### [The task]
Copy every line of the data that contains the string "比热容改变".

### [Exercise inputs]
▬▬▬
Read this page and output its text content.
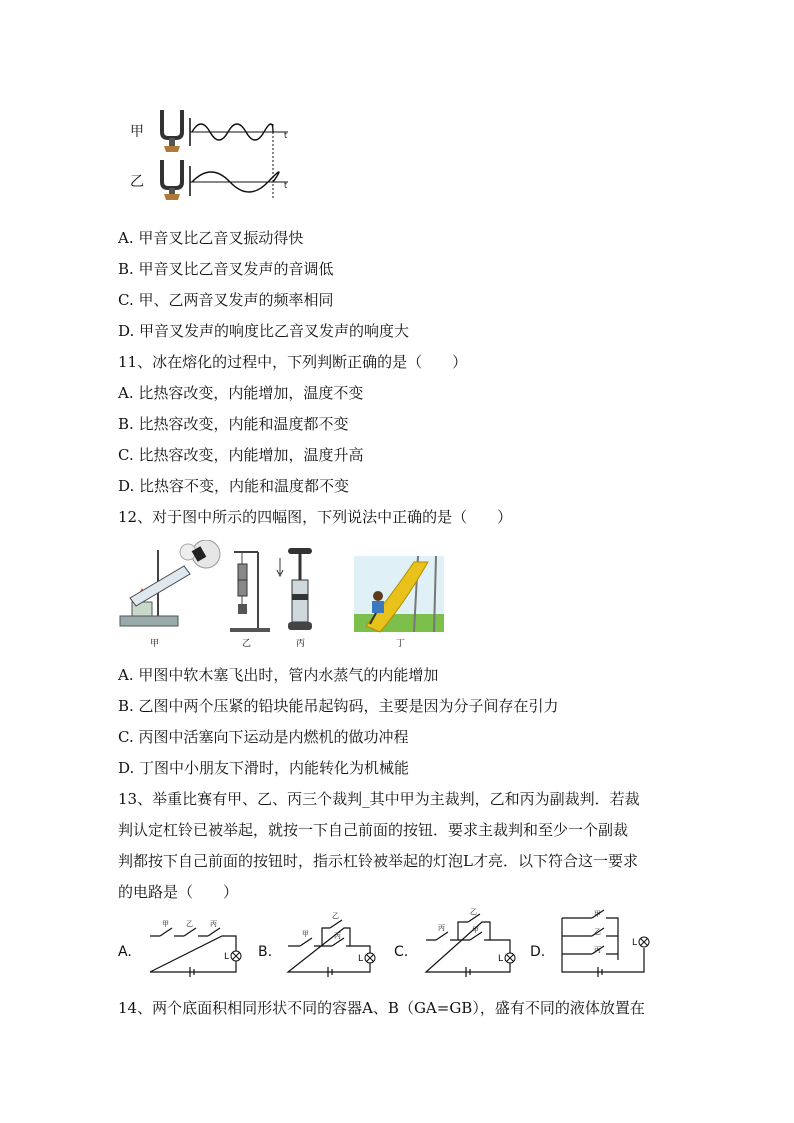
甲
乙
t
t
A. 甲音叉比乙音叉振动得快
B. 甲音叉比乙音叉发声的音调低
C. 甲、乙两音叉发声的频率相同
D. 甲音叉发声的响度比乙音叉发声的响度大
11、冰在熔化的过程中，下列判断正确的是（　　）
A. 比热容改变，内能增加，温度不变
B. 比热容改变，内能和温度都不变
C. 比热容改变，内能增加，温度升高
D. 比热容不变，内能和温度都不变
12、对于图中所示的四幅图，下列说法中正确的是（　　）
甲	乙	丙	丁
A. 甲图中软木塞飞出时，管内水蒸气的内能增加
B. 乙图中两个压紧的铅块能吊起钩码，主要是因为分子间存在引力
C. 丙图中活塞向下运动是内燃机的做功冲程
D. 丁图中小朋友下滑时，内能转化为机械能
13、举重比赛有甲、乙、丙三个裁判_其中甲为主裁判，乙和丙为副裁判．若裁
判认定杠铃已被举起，就按一下自己前面的按钮．要求主裁判和至少一个副裁
判都按下自己前面的按钮时，指示杠铃被举起的灯泡L才亮．以下符合这一要求
的电路是（　　）
A.	B.	C.	D.
甲 乙 丙
甲
乙
丙
丙
乙
甲
甲
乙
丙
L	L	L
L
14、两个底面积相同形状不同的容器A、B（GA=GB），盛有不同的液体放置在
▬▬▬
### [Output of the task]
A. 比热容改变，内能增加，温度不变
B. 比热容改变，内能和温度都不变
C. 比热容改变，内能增加，温度升高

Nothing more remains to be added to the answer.